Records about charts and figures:
- - - - -

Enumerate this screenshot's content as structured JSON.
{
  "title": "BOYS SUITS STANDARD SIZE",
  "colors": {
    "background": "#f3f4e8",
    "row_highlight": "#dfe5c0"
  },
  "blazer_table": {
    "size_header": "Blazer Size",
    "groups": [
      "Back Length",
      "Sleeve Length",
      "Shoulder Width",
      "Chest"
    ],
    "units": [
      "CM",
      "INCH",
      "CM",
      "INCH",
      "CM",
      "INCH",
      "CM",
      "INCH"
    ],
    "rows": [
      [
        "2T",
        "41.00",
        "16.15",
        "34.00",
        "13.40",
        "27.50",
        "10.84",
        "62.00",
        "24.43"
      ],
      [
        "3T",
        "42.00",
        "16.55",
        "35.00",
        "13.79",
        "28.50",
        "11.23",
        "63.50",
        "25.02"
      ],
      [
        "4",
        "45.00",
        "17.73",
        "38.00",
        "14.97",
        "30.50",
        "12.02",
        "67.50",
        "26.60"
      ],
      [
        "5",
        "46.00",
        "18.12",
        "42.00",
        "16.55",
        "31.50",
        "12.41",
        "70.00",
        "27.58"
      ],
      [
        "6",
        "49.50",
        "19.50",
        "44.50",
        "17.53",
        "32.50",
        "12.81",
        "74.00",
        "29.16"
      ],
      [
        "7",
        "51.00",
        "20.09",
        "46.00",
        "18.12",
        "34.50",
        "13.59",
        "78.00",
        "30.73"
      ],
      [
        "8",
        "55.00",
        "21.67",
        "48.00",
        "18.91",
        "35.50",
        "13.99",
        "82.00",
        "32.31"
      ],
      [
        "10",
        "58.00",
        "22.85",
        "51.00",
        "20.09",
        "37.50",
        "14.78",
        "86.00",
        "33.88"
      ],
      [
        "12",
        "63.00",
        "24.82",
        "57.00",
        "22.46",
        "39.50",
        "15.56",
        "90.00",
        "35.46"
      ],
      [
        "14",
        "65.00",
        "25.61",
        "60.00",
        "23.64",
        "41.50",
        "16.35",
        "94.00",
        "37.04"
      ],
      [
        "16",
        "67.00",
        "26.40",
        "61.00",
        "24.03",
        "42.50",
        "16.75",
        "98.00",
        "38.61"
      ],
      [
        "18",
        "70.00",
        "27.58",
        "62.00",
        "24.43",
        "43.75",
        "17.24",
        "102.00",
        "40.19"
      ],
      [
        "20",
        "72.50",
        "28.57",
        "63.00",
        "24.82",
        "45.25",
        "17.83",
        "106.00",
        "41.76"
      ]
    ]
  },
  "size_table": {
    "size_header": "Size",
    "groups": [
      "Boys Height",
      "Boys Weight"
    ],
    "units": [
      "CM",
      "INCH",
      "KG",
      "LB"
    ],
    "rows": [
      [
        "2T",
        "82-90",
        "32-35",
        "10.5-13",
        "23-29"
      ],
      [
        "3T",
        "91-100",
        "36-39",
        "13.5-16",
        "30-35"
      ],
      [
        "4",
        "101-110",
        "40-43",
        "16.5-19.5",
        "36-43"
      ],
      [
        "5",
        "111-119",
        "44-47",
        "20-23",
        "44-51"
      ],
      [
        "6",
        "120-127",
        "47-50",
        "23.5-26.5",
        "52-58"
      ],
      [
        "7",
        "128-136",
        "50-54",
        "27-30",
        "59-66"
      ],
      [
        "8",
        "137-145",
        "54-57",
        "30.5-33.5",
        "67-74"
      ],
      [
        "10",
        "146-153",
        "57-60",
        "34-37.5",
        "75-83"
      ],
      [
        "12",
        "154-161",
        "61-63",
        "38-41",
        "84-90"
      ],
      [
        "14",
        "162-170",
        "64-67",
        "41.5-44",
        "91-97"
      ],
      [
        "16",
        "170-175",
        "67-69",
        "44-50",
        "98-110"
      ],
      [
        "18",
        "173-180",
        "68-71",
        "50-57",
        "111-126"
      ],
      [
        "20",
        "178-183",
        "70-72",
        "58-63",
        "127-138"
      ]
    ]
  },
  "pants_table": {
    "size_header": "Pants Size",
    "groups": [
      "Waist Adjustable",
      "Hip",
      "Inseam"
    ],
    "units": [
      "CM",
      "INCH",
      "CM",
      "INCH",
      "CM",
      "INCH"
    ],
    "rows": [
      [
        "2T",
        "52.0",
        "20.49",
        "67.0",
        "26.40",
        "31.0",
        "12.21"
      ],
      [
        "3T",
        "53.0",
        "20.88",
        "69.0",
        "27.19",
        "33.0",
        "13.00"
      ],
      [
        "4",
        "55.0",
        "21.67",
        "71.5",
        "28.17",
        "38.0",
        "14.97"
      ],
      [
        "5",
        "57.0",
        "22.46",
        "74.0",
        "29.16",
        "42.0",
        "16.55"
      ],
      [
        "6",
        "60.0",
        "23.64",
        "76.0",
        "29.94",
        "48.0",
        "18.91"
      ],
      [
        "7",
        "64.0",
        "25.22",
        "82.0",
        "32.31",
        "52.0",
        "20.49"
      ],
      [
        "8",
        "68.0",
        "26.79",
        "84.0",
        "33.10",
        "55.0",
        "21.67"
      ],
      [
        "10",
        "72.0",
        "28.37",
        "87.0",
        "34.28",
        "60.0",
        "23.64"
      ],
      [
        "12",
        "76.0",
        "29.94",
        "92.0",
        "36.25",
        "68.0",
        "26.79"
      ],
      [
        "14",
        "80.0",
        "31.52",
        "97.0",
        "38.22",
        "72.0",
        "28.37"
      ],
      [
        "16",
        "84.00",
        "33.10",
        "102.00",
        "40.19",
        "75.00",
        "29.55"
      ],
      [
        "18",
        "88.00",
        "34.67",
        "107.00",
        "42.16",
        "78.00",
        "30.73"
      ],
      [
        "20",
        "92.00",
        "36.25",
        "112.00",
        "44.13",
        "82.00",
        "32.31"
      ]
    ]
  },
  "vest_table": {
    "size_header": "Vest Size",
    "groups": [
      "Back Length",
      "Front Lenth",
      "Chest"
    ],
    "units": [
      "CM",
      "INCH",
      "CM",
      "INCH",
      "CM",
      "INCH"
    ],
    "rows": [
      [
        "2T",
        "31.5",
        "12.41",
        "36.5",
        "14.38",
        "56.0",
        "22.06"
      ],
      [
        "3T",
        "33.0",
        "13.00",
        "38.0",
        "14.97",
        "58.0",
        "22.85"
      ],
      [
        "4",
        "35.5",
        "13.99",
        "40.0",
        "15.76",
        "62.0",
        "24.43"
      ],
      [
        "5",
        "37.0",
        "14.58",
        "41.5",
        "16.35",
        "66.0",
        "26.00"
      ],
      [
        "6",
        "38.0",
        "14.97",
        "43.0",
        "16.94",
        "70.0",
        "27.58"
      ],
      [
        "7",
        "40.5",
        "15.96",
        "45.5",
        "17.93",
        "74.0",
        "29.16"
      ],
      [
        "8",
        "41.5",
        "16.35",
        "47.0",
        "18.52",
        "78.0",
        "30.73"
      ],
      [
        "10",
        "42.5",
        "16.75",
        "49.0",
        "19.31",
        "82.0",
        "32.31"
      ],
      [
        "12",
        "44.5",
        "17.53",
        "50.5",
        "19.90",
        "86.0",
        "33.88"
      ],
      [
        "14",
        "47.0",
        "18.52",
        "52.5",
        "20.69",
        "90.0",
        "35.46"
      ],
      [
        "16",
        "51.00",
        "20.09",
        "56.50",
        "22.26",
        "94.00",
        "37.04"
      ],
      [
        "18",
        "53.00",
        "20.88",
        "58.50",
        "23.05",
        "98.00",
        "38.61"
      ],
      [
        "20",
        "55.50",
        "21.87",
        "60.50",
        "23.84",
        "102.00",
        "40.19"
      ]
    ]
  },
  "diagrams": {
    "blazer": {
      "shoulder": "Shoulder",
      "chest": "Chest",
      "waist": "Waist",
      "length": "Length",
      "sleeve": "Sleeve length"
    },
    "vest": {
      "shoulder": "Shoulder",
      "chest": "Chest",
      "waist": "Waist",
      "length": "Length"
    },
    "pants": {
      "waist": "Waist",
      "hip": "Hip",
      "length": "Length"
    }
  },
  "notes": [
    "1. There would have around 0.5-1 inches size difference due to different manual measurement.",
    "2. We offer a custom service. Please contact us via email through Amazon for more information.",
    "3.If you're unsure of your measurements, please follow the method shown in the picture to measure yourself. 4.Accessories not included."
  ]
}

- - - - -

What this task involves
Isolate the lines above that contain the word "Sleeve" and copy them.

Written reply
      "Sleeve Length",
      "sleeve": "Sleeve length"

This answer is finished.